(Stored records)
════
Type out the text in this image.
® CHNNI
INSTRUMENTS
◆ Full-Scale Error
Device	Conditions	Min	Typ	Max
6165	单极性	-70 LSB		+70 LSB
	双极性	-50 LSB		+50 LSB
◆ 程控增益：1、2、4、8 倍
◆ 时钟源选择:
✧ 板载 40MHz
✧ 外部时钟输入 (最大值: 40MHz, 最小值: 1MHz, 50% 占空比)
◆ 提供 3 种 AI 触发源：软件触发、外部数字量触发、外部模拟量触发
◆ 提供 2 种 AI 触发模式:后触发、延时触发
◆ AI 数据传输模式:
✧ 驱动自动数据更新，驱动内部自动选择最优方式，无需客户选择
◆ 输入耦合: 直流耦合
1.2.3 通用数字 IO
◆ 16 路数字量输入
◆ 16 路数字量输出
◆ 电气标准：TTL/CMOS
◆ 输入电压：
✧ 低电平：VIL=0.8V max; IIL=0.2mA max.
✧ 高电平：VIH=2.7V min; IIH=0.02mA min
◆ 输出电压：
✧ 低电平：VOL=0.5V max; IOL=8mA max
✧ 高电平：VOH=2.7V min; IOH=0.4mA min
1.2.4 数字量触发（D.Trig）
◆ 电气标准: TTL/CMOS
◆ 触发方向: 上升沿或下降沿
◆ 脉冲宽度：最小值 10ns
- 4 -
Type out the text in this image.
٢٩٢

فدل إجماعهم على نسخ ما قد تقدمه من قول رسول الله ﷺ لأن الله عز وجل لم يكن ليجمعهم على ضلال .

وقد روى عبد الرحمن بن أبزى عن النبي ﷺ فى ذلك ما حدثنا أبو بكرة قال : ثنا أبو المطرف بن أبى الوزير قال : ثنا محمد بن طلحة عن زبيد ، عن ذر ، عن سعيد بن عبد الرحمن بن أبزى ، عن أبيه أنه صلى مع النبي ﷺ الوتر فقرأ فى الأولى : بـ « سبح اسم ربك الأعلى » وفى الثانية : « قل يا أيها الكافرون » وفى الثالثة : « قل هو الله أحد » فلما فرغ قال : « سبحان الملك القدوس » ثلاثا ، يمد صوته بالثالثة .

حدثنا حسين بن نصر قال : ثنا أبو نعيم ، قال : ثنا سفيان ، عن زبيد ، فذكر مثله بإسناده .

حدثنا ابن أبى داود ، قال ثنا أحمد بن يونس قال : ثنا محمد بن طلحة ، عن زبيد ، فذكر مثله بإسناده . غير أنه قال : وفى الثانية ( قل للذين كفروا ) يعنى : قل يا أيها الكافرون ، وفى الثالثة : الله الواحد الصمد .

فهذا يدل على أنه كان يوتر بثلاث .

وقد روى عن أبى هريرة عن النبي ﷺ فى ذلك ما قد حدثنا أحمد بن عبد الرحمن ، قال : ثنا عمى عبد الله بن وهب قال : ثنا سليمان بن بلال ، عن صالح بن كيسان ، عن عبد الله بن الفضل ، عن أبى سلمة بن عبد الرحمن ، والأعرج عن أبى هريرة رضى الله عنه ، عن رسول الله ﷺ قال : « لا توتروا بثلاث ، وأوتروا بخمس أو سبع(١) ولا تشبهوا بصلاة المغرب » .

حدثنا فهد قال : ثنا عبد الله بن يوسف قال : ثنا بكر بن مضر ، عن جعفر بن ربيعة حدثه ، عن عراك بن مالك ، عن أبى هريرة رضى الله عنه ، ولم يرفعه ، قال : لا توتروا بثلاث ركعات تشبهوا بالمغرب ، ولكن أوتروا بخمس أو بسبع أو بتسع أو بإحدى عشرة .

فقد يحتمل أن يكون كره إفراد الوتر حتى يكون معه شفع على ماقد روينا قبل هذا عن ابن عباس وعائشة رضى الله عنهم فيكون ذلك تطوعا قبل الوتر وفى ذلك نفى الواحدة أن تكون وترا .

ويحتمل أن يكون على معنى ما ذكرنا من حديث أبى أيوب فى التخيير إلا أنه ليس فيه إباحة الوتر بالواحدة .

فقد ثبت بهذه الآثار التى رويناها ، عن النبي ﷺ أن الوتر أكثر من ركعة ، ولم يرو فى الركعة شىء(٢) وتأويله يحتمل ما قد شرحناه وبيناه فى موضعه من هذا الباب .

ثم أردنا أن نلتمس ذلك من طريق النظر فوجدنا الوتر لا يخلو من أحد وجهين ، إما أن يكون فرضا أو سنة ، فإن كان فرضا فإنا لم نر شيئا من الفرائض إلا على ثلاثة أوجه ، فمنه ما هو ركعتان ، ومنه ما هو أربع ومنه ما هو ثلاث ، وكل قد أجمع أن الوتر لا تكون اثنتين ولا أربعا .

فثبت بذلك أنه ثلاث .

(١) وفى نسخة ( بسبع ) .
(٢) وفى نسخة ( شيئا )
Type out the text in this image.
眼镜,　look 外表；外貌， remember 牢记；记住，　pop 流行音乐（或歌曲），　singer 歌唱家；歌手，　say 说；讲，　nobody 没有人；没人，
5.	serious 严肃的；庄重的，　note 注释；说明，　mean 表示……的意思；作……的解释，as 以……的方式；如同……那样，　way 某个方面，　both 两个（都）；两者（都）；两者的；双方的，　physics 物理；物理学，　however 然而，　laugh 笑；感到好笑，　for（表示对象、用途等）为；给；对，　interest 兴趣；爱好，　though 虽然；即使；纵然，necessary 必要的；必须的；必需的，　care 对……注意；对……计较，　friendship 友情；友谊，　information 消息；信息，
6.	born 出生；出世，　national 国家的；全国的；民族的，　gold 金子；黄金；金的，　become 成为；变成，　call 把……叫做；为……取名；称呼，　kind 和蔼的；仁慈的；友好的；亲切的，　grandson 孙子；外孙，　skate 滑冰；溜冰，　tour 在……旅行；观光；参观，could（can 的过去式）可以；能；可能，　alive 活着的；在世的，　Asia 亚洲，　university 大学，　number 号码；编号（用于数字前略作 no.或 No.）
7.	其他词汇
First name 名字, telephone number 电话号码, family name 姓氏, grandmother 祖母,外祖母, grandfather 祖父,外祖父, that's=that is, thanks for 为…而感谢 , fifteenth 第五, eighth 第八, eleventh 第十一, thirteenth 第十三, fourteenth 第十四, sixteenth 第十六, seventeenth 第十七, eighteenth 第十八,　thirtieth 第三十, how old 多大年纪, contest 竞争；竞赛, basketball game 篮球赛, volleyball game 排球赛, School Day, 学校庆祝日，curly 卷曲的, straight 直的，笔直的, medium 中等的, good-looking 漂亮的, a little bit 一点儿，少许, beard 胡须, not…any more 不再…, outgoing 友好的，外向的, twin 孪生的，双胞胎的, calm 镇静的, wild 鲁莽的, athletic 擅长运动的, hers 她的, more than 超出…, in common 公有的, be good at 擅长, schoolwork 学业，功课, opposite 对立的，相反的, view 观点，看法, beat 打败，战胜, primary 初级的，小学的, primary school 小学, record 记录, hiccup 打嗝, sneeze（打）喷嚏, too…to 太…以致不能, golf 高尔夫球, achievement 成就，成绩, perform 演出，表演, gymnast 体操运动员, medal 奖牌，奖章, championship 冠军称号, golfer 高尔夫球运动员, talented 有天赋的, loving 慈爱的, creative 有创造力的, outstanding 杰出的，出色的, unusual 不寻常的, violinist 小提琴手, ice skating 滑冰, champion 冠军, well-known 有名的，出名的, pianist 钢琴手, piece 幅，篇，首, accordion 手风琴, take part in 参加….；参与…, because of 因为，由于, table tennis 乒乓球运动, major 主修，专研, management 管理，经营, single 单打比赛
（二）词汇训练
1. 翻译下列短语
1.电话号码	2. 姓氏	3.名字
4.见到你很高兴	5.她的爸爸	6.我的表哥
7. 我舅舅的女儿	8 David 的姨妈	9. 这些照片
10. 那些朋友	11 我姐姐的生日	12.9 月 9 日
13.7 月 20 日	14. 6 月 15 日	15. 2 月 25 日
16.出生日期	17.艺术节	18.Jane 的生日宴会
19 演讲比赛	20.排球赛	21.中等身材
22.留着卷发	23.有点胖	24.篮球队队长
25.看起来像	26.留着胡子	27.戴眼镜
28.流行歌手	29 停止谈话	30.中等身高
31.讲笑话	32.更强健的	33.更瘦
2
════
* PROBLEM DESCRIPTION *
Show every line in the entries where the string "الله" occurs.

* FINAL ANSWER *
فدل إجماعهم على نسخ ما قد تقدمه من قول رسول الله ﷺ لأن الله عز وجل لم يكن ليجمعهم على ضلال .
وقد روى عبد الرحمن بن أبزى عن النبي ﷺ فى ذلك ما حدثنا أبو بكرة قال : ثنا أبو المطرف بن أبى الوزير قال : ثنا محمد بن طلحة عن زبيد ، عن ذر ، عن سعيد بن عبد الرحمن بن أبزى ، عن أبيه أنه صلى مع النبي ﷺ الوتر فقرأ فى الأولى : بـ « سبح اسم ربك الأعلى » وفى الثانية : « قل يا أيها الكافرون » وفى الثالثة : « قل هو الله أحد » فلما فرغ قال : « سبحان الملك القدوس » ثلاثا ، يمد صوته بالثالثة .
حدثنا ابن أبى داود ، قال ثنا أحمد بن يونس قال : ثنا محمد بن طلحة ، عن زبيد ، فذكر مثله بإسناده . غير أنه قال : وفى الثانية ( قل للذين كفروا ) يعنى : قل يا أيها الكافرون ، وفى الثالثة : الله الواحد الصمد .
وقد روى عن أبى هريرة عن النبي ﷺ فى ذلك ما قد حدثنا أحمد بن عبد الرحمن ، قال : ثنا عمى عبد الله بن وهب قال : ثنا سليمان بن بلال ، عن صالح بن كيسان ، عن عبد الله بن الفضل ، عن أبى سلمة بن عبد الرحمن ، والأعرج عن أبى هريرة رضى الله عنه ، عن رسول الله ﷺ قال : « لا توتروا بثلاث ، وأوتروا بخمس أو سبع(١) ولا تشبهوا بصلاة المغرب » .
حدثنا فهد قال : ثنا عبد الله بن يوسف قال : ثنا بكر بن مضر ، عن جعفر بن ربيعة حدثه ، عن عراك بن مالك ، عن أبى هريرة رضى الله عنه ، ولم يرفعه ، قال : لا توتروا بثلاث ركعات تشبهوا بالمغرب ، ولكن أوتروا بخمس أو بسبع أو بتسع أو بإحدى عشرة .
فقد يحتمل أن يكون كره إفراد الوتر حتى يكون معه شفع على ماقد روينا قبل هذا عن ابن عباس وعائشة رضى الله عنهم فيكون ذلك تطوعا قبل الوتر وفى ذلك نفى الواحدة أن تكون وترا .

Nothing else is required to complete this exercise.